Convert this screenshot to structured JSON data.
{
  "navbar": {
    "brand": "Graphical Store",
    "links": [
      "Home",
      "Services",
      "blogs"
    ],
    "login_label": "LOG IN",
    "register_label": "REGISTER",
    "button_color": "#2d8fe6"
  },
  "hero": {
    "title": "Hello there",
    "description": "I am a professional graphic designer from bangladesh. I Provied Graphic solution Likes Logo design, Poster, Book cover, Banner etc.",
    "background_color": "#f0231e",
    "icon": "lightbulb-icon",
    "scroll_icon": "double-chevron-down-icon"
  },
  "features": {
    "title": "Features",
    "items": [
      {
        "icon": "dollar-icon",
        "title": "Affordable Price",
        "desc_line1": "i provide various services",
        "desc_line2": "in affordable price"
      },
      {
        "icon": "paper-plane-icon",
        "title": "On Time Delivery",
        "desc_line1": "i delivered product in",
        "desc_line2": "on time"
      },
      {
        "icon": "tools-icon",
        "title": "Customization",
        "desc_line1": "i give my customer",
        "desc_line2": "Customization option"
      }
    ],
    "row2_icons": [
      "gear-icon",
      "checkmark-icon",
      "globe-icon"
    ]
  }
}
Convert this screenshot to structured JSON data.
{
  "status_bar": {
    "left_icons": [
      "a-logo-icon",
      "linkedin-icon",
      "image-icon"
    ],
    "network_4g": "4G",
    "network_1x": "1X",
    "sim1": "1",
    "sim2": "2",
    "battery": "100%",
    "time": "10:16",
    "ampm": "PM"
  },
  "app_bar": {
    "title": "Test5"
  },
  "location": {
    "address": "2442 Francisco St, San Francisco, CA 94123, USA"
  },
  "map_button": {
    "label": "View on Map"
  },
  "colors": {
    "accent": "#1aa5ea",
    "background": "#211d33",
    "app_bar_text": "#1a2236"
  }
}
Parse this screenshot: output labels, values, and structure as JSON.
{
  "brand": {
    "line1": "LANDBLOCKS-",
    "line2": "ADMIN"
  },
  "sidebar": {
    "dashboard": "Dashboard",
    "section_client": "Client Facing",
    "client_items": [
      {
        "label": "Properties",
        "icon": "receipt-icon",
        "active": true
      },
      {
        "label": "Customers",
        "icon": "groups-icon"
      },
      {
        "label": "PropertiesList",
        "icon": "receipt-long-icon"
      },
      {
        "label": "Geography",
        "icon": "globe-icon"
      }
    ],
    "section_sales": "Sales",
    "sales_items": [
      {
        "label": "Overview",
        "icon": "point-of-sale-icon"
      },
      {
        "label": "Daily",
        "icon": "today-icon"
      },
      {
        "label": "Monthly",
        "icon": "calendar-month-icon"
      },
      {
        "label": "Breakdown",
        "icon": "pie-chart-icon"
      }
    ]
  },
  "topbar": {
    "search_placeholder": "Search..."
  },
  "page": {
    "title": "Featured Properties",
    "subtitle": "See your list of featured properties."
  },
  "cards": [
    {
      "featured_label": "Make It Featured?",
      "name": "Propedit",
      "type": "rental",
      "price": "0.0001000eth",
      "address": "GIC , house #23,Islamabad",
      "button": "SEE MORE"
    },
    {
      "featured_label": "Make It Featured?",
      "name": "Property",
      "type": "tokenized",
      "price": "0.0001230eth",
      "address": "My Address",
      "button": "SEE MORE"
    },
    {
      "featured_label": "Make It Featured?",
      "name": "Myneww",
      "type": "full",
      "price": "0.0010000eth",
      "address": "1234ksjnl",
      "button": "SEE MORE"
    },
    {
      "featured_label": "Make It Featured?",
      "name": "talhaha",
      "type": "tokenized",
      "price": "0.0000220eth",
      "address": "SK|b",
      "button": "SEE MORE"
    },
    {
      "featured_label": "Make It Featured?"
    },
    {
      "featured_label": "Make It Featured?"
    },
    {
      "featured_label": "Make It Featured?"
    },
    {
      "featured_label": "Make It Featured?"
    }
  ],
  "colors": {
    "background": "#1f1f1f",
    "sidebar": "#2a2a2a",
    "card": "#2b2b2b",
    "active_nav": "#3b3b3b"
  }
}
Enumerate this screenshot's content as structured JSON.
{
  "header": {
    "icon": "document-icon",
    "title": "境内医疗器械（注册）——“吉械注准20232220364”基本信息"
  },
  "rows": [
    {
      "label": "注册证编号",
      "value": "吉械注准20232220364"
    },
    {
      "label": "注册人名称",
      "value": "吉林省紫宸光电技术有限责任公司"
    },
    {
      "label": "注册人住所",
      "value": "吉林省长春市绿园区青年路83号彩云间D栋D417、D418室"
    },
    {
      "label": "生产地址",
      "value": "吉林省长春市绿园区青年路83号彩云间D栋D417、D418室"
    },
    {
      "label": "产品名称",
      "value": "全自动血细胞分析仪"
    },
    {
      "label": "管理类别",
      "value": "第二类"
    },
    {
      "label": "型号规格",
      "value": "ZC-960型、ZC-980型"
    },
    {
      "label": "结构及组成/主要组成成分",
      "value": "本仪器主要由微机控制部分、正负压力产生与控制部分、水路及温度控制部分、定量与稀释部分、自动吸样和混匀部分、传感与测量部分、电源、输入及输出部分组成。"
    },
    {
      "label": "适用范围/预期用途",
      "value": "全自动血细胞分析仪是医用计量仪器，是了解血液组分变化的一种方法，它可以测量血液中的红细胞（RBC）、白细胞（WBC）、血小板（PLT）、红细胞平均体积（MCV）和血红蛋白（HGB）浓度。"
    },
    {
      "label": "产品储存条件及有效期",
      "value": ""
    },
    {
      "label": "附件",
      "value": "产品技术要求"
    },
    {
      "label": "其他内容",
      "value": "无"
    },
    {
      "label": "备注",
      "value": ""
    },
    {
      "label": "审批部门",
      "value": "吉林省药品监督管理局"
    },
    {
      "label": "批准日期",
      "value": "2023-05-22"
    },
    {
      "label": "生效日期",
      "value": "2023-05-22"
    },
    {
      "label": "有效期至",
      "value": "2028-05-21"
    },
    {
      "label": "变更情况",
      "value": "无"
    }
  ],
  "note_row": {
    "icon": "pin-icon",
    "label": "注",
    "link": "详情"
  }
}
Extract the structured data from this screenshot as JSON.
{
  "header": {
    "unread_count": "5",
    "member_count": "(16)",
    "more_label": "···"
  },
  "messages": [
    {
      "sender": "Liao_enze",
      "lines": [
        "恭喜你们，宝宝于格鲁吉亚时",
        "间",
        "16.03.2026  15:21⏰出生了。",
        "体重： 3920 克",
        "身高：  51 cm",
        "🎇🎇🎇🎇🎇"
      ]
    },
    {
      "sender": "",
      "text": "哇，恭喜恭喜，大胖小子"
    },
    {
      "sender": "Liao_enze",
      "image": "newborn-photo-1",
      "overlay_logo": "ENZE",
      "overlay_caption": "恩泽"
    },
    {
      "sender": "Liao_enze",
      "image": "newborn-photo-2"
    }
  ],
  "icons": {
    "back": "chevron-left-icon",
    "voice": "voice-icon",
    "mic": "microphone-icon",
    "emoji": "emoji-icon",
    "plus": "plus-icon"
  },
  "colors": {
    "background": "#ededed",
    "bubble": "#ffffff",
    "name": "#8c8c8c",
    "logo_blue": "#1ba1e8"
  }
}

• • •

→ Exercise directions: Retype every record above exactly as it appears.

→ Answer to the task:
Convert this screenshot to structured JSON data.
{
  "navbar": {
    "brand": "Graphical Store",
    "links": [
      "Home",
      "Services",
      "blogs"
    ],
    "login_label": "LOG IN",
    "register_label": "REGISTER",
    "button_color": "#2d8fe6"
  },
  "hero": {
    "title": "Hello there",
    "description": "I am a professional graphic designer from bangladesh. I Provied Graphic solution Likes Logo design, Poster, Book cover, Banner etc.",
    "background_color": "#f0231e",
    "icon": "lightbulb-icon",
    "scroll_icon": "double-chevron-down-icon"
  },
  "features": {
    "title": "Features",
    "items": [
      {
        "icon": "dollar-icon",
        "title": "Affordable Price",
        "desc_line1": "i provide various services",
        "desc_line2": "in affordable price"
      },
      {
        "icon": "paper-plane-icon",
        "title": "On Time Delivery",
        "desc_line1": "i delivered product in",
        "desc_line2": "on time"
      },
      {
        "icon": "tools-icon",
        "title": "Customization",
        "desc_line1": "i give my customer",
        "desc_line2": "Customization option"
      }
    ],
    "row2_icons": [
      "gear-icon",
      "checkmark-icon",
      "globe-icon"
    ]
  }
}
Convert this screenshot to structured JSON data.
{
  "status_bar": {
    "left_icons": [
      "a-logo-icon",
      "linkedin-icon",
      "image-icon"
    ],
    "network_4g": "4G",
    "network_1x": "1X",
    "sim1": "1",
    "sim2": "2",
    "battery": "100%",
    "time": "10:16",
    "ampm": "PM"
  },
  "app_bar": {
    "title": "Test5"
  },
  "location": {
    "address": "2442 Francisco St, San Francisco, CA 94123, USA"
  },
  "map_button": {
    "label": "View on Map"
  },
  "colors": {
    "accent": "#1aa5ea",
    "background": "#211d33",
    "app_bar_text": "#1a2236"
  }
}
Parse this screenshot: output labels, values, and structure as JSON.
{
  "brand": {
    "line1": "LANDBLOCKS-",
    "line2": "ADMIN"
  },
  "sidebar": {
    "dashboard": "Dashboard",
    "section_client": "Client Facing",
    "client_items": [
      {
        "label": "Properties",
        "icon": "receipt-icon",
        "active": true
      },
      {
        "label": "Customers",
        "icon": "groups-icon"
      },
      {
        "label": "PropertiesList",
        "icon": "receipt-long-icon"
      },
      {
        "label": "Geography",
        "icon": "globe-icon"
      }
    ],
    "section_sales": "Sales",
    "sales_items": [
      {
        "label": "Overview",
        "icon": "point-of-sale-icon"
      },
      {
        "label": "Daily",
        "icon": "today-icon"
      },
      {
        "label": "Monthly",
        "icon": "calendar-month-icon"
      },
      {
        "label": "Breakdown",
        "icon": "pie-chart-icon"
      }
    ]
  },
  "topbar": {
    "search_placeholder": "Search..."
  },
  "page": {
    "title": "Featured Properties",
    "subtitle": "See your list of featured properties."
  },
  "cards": [
    {
      "featured_label": "Make It Featured?",
      "name": "Propedit",
      "type": "rental",
      "price": "0.0001000eth",
      "address": "GIC , house #23,Islamabad",
      "button": "SEE MORE"
    },
    {
      "featured_label": "Make It Featured?",
      "name": "Property",
      "type": "tokenized",
      "price": "0.0001230eth",
      "address": "My Address",
      "button": "SEE MORE"
    },
    {
      "featured_label": "Make It Featured?",
      "name": "Myneww",
      "type": "full",
      "price": "0.0010000eth",
      "address": "1234ksjnl",
      "button": "SEE MORE"
    },
    {
      "featured_label": "Make It Featured?",
      "name": "talhaha",
      "type": "tokenized",
      "price": "0.0000220eth",
      "address": "SK|b",
      "button": "SEE MORE"
    },
    {
      "featured_label": "Make It Featured?"
    },
    {
      "featured_label": "Make It Featured?"
    },
    {
      "featured_label": "Make It Featured?"
    },
    {
      "featured_label": "Make It Featured?"
    }
  ],
  "colors": {
    "background": "#1f1f1f",
    "sidebar": "#2a2a2a",
    "card": "#2b2b2b",
    "active_nav": "#3b3b3b"
  }
}
Enumerate this screenshot's content as structured JSON.
{
  "header": {
    "icon": "document-icon",
    "title": "境内医疗器械（注册）——“吉械注准20232220364”基本信息"
  },
  "rows": [
    {
      "label": "注册证编号",
      "value": "吉械注准20232220364"
    },
    {
      "label": "注册人名称",
      "value": "吉林省紫宸光电技术有限责任公司"
    },
    {
      "label": "注册人住所",
      "value": "吉林省长春市绿园区青年路83号彩云间D栋D417、D418室"
    },
    {
      "label": "生产地址",
      "value": "吉林省长春市绿园区青年路83号彩云间D栋D417、D418室"
    },
    {
      "label": "产品名称",
      "value": "全自动血细胞分析仪"
    },
    {
      "label": "管理类别",
      "value": "第二类"
    },
    {
      "label": "型号规格",
      "value": "ZC-960型、ZC-980型"
    },
    {
      "label": "结构及组成/主要组成成分",
      "value": "本仪器主要由微机控制部分、正负压力产生与控制部分、水路及温度控制部分、定量与稀释部分、自动吸样和混匀部分、传感与测量部分、电源、输入及输出部分组成。"
    },
    {
      "label": "适用范围/预期用途",
      "value": "全自动血细胞分析仪是医用计量仪器，是了解血液组分变化的一种方法，它可以测量血液中的红细胞（RBC）、白细胞（WBC）、血小板（PLT）、红细胞平均体积（MCV）和血红蛋白（HGB）浓度。"
    },
    {
      "label": "产品储存条件及有效期",
      "value": ""
    },
    {
      "label": "附件",
      "value": "产品技术要求"
    },
    {
      "label": "其他内容",
      "value": "无"
    },
    {
      "label": "备注",
      "value": ""
    },
    {
      "label": "审批部门",
      "value": "吉林省药品监督管理局"
    },
    {
      "label": "批准日期",
      "value": "2023-05-22"
    },
    {
      "label": "生效日期",
      "value": "2023-05-22"
    },
    {
      "label": "有效期至",
      "value": "2028-05-21"
    },
    {
      "label": "变更情况",
      "value": "无"
    }
  ],
  "note_row": {
    "icon": "pin-icon",
    "label": "注",
    "link": "详情"
  }
}
Extract the structured data from this screenshot as JSON.
{
  "header": {
    "unread_count": "5",
    "member_count": "(16)",
    "more_label": "···"
  },
  "messages": [
    {
      "sender": "Liao_enze",
      "lines": [
        "恭喜你们，宝宝于格鲁吉亚时",
        "间",
        "16.03.2026  15:21⏰出生了。",
        "体重： 3920 克",
        "身高：  51 cm",
        "🎇🎇🎇🎇🎇"
      ]
    },
    {
      "sender": "",
      "text": "哇，恭喜恭喜，大胖小子"
    },
    {
      "sender": "Liao_enze",
      "image": "newborn-photo-1",
      "overlay_logo": "ENZE",
      "overlay_caption": "恩泽"
    },
    {
      "sender": "Liao_enze",
      "image": "newborn-photo-2"
    }
  ],
  "icons": {
    "back": "chevron-left-icon",
    "voice": "voice-icon",
    "mic": "microphone-icon",
    "emoji": "emoji-icon",
    "plus": "plus-icon"
  },
  "colors": {
    "background": "#ededed",
    "bubble": "#ffffff",
    "name": "#8c8c8c",
    "logo_blue": "#1ba1e8"
  }
}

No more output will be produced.